Objetivo 1 ->
Contesta estas preguntas a partir del fragmento de la fuente:
(a) ¿A qué candidato felicitó el presidente antes de que terminara el recuento de votos en Perú?
(b) ¿A qué dibujos animados aludió el presidente como instrumento de difusión de los vicios del neoliberalismo?
(c) ¿Qué afirmó el presidente hace unos días sobre el capitalismo?

Fragmento de la fuente ->
==*==

Nada evidenció más la dimensión del papelón internacional protagonizado por AF esta semana que la reacción de Jair Bolsonaro: aprovechó la oportunidad para tildarlo de racista mientras, magnánimo, mandaba “un cariño al pueblo argentino”, se felicitaba de cuidar la selva amazónica y lanzaba otras bromas menos pesadas para sintonizar con el ánimo de sus conciudadanos. El prestigio de nuestro país pocas veces quedó más por el piso ante nuestros vecinos y el mundo.
Es que los pifies de nuestro presidente ya son antológicos, y unos van tapando los otros, en una escalada de canchereadas que quedan en ridículo, torpezas que arrastran por el lodo la autoridad presidencial y patéticas explicaciones que oscurecen más de lo que aclaran.
Encima el presidente no se da descanso. Horas después de ofender a brasileños y mexicanos y quedar en ridículo en el mundo entero, se peleó con los peruanos, al felicitar al candidato de su preferencia, Pedro Castillo, antes de que terminara el recuento de votos. Y no habían transcurrido 24 horas cuando metió de nuevo la pata, al arengar a los asistentes de un acto oficial: “¡¡vayan y contágiense!!”.
Todo indica que el Alberto no está pasando por su mejor momento.
Aunque, convengamos, ya en su mejor momento el hombre anticipaba lo que se venía. Solo que muchos preferían ver, y propalar con entusiasmo “albertista” o “antigrieta” según los casos, que era el más rubio y de ojos más celestes de todos los estadistas que habíamos podido elegir como presidente.
Recordemos su insólita referencia a los dibujos animados de Bugs Bunny como instrumento de difusión de los vicios del neoliberalismo, cuando estaba a punto de asumir el gobierno. Tenía entonces, es de suponer, todas las pilas cargadas para ponerse al servicio del país. Y eso, no más que eso, fue lo que se le ocurrió ofrecer como pista intelectual del rumbo que iba a seguir: That´s all folks!
¿Cómo asombrarse entonces de que, meses después, dijera que Evo Morales era genial porque había sido “el primer presidente boliviano que se parecía a los demás bolivianos”?, un comentario pretendidamente reivindicatorio pero que desnudó un paternalismo reaccionario y racista que se ve Alberto lleva bien metido en el alma, por debajo de la fraseología “progre” adoptada cuando se hizo kirchnerista.
¿O que hace unos días haya dicho, muy suelto de cuerpo que “el capitalismo no funciona”? Claro, el capitalismo ni se dio por enterado, pero si le avisaran seguramente se pondría del lado de Cristina: es Alberto el que muy bien que digamos no está funcionando.

==*==

Datos de entrada ->
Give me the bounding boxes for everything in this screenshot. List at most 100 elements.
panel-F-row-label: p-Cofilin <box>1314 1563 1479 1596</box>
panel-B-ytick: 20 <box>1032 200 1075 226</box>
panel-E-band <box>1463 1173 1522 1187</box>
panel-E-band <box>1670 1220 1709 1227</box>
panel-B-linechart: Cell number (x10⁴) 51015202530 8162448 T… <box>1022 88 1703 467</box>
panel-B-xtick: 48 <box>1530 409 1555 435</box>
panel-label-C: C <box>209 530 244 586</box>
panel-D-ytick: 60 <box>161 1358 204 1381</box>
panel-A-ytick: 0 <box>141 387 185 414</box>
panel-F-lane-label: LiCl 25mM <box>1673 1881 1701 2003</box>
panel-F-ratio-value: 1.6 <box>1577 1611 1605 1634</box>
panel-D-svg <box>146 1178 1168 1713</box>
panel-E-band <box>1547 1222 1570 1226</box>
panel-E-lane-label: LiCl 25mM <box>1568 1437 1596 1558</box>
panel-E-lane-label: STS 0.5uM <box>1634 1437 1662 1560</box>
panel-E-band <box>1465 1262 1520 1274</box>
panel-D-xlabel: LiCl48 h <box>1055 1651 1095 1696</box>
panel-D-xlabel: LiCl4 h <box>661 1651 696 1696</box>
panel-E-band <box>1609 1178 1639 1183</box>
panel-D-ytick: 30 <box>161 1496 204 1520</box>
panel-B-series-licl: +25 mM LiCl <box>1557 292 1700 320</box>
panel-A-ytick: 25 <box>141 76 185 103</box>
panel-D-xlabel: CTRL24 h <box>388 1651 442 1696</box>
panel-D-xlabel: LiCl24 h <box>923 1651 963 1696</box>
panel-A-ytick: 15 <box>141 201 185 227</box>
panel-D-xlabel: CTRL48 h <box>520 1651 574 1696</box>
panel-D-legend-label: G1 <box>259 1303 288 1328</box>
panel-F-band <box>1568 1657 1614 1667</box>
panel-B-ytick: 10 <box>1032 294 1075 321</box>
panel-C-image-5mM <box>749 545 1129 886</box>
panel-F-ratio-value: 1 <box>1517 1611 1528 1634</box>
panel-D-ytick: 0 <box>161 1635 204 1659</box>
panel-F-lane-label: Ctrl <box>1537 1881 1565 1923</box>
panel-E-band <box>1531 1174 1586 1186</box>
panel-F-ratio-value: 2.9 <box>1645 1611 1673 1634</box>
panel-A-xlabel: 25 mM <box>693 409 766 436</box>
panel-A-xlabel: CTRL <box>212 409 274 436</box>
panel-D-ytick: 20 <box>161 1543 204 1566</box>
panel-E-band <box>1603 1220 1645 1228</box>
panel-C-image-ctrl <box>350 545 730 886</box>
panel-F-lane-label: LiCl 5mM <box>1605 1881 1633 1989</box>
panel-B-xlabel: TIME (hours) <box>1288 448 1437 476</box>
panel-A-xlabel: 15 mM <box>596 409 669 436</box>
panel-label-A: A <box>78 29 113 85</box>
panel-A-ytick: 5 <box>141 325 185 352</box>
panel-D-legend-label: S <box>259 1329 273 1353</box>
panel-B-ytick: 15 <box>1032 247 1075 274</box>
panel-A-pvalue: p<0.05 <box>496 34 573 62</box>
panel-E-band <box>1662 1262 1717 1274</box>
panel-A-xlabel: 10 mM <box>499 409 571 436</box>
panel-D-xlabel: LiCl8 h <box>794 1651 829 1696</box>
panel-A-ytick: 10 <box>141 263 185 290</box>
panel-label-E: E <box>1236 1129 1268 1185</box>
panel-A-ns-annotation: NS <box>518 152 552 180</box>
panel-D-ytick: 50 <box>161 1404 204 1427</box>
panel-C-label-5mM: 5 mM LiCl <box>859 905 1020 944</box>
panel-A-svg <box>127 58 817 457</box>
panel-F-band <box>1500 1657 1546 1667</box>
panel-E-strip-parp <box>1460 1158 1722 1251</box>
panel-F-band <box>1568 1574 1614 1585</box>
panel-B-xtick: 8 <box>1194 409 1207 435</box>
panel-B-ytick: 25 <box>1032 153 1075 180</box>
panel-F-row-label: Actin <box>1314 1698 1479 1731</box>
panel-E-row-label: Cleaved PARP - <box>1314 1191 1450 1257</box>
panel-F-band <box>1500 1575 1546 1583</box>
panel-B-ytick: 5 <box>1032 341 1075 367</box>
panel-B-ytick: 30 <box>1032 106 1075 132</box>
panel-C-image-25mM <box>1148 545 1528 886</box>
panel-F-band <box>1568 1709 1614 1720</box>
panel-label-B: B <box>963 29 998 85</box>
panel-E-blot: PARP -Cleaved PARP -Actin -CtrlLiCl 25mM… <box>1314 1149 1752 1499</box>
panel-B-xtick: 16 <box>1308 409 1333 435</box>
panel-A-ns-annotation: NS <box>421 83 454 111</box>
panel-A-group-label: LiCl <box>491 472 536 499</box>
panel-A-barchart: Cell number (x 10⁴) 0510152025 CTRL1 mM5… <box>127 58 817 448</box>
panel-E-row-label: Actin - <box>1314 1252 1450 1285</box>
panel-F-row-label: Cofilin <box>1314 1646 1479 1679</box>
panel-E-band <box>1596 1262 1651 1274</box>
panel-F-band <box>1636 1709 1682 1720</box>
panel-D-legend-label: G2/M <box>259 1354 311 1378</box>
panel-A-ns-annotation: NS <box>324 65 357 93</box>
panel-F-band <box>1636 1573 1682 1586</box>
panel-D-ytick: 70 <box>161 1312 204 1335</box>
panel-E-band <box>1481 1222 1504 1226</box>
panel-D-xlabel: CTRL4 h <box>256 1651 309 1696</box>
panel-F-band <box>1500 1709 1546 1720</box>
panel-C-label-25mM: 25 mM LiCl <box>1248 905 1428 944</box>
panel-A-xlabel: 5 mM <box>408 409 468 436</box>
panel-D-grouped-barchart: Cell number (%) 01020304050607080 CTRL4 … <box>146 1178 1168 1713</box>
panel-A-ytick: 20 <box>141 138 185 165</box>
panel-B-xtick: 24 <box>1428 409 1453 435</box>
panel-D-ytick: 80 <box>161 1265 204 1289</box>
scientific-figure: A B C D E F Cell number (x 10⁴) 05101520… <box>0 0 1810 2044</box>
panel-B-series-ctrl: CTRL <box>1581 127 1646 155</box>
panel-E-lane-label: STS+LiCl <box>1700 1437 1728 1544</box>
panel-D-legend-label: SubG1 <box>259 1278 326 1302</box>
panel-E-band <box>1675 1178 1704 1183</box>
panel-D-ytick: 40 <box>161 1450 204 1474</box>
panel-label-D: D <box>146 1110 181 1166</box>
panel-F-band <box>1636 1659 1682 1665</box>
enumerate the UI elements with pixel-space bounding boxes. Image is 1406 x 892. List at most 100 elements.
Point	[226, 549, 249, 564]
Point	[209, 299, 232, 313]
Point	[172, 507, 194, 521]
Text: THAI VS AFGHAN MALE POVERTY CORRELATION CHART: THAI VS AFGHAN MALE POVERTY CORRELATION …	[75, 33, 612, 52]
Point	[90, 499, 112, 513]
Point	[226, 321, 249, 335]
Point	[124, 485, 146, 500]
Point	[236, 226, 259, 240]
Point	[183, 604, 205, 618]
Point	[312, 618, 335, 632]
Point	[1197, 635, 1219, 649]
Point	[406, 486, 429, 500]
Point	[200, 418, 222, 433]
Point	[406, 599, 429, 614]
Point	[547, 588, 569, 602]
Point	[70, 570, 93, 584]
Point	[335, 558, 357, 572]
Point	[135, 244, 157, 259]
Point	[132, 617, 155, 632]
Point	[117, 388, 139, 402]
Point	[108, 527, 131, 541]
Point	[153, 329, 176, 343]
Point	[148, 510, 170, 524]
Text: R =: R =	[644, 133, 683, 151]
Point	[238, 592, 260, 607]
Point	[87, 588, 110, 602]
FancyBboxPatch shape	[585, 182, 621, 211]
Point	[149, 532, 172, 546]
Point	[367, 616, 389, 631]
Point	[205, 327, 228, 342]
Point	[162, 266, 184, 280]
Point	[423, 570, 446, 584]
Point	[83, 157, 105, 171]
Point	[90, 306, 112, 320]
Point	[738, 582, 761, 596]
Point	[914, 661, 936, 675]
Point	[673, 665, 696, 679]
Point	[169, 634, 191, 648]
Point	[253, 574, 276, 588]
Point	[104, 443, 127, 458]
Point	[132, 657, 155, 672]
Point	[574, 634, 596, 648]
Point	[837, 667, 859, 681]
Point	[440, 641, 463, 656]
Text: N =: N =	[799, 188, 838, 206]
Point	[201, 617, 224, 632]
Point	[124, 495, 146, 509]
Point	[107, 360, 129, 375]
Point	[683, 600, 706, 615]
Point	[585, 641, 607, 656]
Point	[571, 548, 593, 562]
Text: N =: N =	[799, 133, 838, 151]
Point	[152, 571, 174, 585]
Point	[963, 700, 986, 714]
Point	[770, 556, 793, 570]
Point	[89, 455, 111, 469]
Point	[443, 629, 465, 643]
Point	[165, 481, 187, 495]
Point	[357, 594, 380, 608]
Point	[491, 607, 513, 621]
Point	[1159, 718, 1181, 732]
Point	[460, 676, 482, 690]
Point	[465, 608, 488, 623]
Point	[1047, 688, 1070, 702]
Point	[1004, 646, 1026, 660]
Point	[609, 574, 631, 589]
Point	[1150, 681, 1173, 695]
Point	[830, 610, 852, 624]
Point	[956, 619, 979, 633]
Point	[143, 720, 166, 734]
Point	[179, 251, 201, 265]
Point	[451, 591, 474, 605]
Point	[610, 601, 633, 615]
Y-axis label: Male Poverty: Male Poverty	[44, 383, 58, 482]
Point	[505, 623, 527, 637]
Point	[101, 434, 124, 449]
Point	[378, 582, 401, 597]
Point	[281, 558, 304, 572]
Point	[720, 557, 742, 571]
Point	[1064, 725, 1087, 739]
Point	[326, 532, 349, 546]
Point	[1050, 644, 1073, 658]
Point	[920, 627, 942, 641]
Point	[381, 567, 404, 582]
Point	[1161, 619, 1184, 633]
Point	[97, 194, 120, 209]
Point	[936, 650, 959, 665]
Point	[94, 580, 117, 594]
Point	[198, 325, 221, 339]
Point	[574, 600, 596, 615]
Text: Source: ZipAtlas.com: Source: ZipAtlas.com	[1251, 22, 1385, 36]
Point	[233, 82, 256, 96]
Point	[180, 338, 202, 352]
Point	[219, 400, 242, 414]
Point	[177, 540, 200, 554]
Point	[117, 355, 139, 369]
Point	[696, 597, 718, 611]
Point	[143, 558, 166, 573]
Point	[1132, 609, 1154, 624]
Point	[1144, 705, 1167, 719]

==*==

Objetivo 2 ->
Repite al pie de la letra las líneas de los registros que empiezan al comienzo de los registros y terminan en la línea que contiene "panel-B-xtick: 48 <box>1530", ambas incluidas.

Respuesta correcta 1 ->
(a) A Pedro Castillo.
(b) A los dibujos animados de Bugs Bunny.
(c) Que "el capitalismo no funciona".

Respuesta correcta 2 ->
Give me the bounding boxes for everything in this screenshot. List at most 100 elements.
panel-F-row-label: p-Cofilin <box>1314 1563 1479 1596</box>
panel-B-ytick: 20 <box>1032 200 1075 226</box>
panel-E-band <box>1463 1173 1522 1187</box>
panel-E-band <box>1670 1220 1709 1227</box>
panel-B-linechart: Cell number (x10⁴) 51015202530 8162448 T… <box>1022 88 1703 467</box>
panel-B-xtick: 48 <box>1530 409 1555 435</box>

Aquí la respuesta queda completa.